Well, back again with another rant.
Not exactly a rant, but I tried to make it less of a rant.
I don’t even know what I am saying
when do I ever
Anyway, before I start rambling on about god knows whatever my mind conjures up, I’ll get on with what you actually came for here
unless you came for my rambling
Wait, where are my manners. I didnt even greet you
self centered much?
there they are
So here is a step by step guide for all you folks to ensure a happy reader™
Reasons to follow this guide include:
- You and your loved ones safety
- A book is a pretty good weapon
- Chances are its a heavy paperback or a hardcover
- Then I’m sorry I’ll attend your funeral
- Prevention of World Domination
- Because that is obviously what we’re plotting in our free time
- A book has a lot of interesting ideas to stage a murder
- and sometimes you just need someone to experiment on
- In other words just follow this for your safety
1. “It’s not real”
Now, this one is the most obvious . Like every bookworm in this universe has had first hand experience with this,
In case it hasn’t happened to you, you might have heard it in variations of
~”They’re just fictional
~”Its just a book”
“Stop crying on the floor”
Why do people who don’t read feel the need to say this. Literally WHY.
Do they think that we don’t know that, *cough* I mean obviously its real, why wouldnt it be, the people of disbelief will burn in hell!
too much? okay.
Anyway in other words if you don’t say this then we are already almost halfway through to our goal of a happy reader™
2. “Go out more”
***
§ Aim A: In the records, starting with the first line and going on through the line with "naver-panel: 이메일을 확인하세요", swap "lightning-icon" for "bolt-icon" and give those lines again with nothing else changed.

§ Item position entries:
***
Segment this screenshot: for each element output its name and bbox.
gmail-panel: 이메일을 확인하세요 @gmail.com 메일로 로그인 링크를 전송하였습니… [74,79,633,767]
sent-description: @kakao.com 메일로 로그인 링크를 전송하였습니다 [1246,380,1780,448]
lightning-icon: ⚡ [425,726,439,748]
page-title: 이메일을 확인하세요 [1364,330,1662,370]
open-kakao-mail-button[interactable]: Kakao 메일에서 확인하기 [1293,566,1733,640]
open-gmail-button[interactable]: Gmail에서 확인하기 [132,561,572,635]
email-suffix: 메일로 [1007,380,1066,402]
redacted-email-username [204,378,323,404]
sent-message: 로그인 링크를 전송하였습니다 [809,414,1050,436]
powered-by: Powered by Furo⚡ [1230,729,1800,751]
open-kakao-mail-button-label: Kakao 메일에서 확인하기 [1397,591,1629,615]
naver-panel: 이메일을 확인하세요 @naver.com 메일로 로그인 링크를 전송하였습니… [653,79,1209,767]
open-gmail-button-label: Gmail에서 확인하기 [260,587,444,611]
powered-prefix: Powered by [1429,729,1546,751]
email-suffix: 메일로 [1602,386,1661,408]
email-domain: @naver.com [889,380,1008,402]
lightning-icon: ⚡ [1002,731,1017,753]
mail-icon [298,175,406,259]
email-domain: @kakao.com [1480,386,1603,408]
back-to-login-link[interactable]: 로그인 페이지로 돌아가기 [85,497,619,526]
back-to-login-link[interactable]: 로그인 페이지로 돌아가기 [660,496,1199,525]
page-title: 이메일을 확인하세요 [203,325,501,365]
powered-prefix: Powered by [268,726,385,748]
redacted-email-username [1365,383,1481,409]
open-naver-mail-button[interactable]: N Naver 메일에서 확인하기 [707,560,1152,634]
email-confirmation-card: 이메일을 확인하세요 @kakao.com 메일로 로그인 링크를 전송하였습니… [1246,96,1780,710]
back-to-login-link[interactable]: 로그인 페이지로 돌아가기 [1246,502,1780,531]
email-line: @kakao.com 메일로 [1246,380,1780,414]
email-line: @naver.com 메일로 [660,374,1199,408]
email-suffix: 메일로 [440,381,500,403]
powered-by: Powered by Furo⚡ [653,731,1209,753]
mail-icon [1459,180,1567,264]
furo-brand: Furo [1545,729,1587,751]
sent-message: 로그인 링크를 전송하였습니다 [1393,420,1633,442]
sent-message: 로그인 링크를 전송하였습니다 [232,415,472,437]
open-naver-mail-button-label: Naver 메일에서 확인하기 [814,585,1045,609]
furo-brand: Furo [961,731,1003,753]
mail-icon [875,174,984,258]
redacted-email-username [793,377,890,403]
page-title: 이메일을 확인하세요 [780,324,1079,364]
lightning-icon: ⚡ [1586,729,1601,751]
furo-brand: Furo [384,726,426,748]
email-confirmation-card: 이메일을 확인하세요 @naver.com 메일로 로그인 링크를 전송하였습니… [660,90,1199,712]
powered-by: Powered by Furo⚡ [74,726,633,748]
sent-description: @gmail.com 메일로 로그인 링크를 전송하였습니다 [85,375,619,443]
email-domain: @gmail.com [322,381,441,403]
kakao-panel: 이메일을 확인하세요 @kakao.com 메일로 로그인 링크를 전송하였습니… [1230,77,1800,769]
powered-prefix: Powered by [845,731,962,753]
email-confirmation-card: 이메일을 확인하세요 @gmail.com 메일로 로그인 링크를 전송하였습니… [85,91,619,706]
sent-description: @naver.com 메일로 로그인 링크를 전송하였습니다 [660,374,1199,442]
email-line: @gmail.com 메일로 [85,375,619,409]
***
§ Aim B: Could you write the next part of the rant on keeping a reader happy, picking up after its last line?

§ Task answer A:
Segment this screenshot: for each element output its name and bbox.
gmail-panel: 이메일을 확인하세요 @gmail.com 메일로 로그인 링크를 전송하였습니… [74,79,633,767]
sent-description: @kakao.com 메일로 로그인 링크를 전송하였습니다 [1246,380,1780,448]
bolt-icon: ⚡ [425,726,439,748]
page-title: 이메일을 확인하세요 [1364,330,1662,370]
open-kakao-mail-button[interactable]: Kakao 메일에서 확인하기 [1293,566,1733,640]
open-gmail-button[interactable]: Gmail에서 확인하기 [132,561,572,635]
email-suffix: 메일로 [1007,380,1066,402]
redacted-email-username [204,378,323,404]
sent-message: 로그인 링크를 전송하였습니다 [809,414,1050,436]
powered-by: Powered by Furo⚡ [1230,729,1800,751]
open-kakao-mail-button-label: Kakao 메일에서 확인하기 [1397,591,1629,615]
naver-panel: 이메일을 확인하세요 @naver.com 메일로 로그인 링크를 전송하였습니… [653,79,1209,767]

§ Task answer B:
Now this is the actual worst, like what the hell do you care if I stay inside OR GO OUTSIDE.
When bookworms don’t go outside:
- Less people occupy space in places
- Because there are few people outside anyway
- Which helps the mood of people
- Creating a happy environment
why does this sound legit
- It also doesnt drain the bookworm out
- A not drained out bookworm= A happy reader™
- A happy reader™=
postponed world domination
Are you taking notes, because this is legit business people
3. ” You’re reading a book? Oh then you’re free/ you have time.”
I didnt know exactly how to write this, but what I mean to say is, the conversation will go something like this
Person: “What are you doing?”
Person: “Oh then you’re free/ you have time
which will ultimately lead to world domination
just dont do this.
4. “Yeah, but what do you do for fun?”
I can not even count how many times a person must’ve said this to me.
is it that hard to believe that god forbid a book can actually be *gasp* fun?
Like literally if you have ever said this, or personally experienced this you get what I mean, the shocked, surprised, confused and even disgusted looks people get on their faces when you say you read books for fun.
5. “Oh are you reading? what is it about?”
Now dont get me wrong, I love when someone asks me what I’m reading, but only when that person is genuinely curious. You know what I’m talking about, those pitying eyes and forced smile as the words practically choke them, “whats it about?”
Like dude, dont ask me if you dont care. I will not mind.
Literally just dont.
The second variation to this is when I’m like completely into a story, like you can tell just by looking at my face that either I’m at the climax or at a devastating part, and you choose that exact moment to come over and annoy me to tell you what the f*ck I’m reading when you dont even care.
6. “Oh I only read actual books, you know, classics.“
I personally hate this one with a special ferocity.
Like I had a friend that would call the books I read crap, and well you can probably tell why that friendship ended.
You know what a book is?
A collection of pages with words in them.
You get that?
I dont care if you read a coursebook, a textbook, a diary, a bundle of letters, YA, NA, contemporary, fantasy, classics, A book is a freaking book.
Just because its written by Emily Bronte doesnt mean its any more of a book than a Sarah J Maas book.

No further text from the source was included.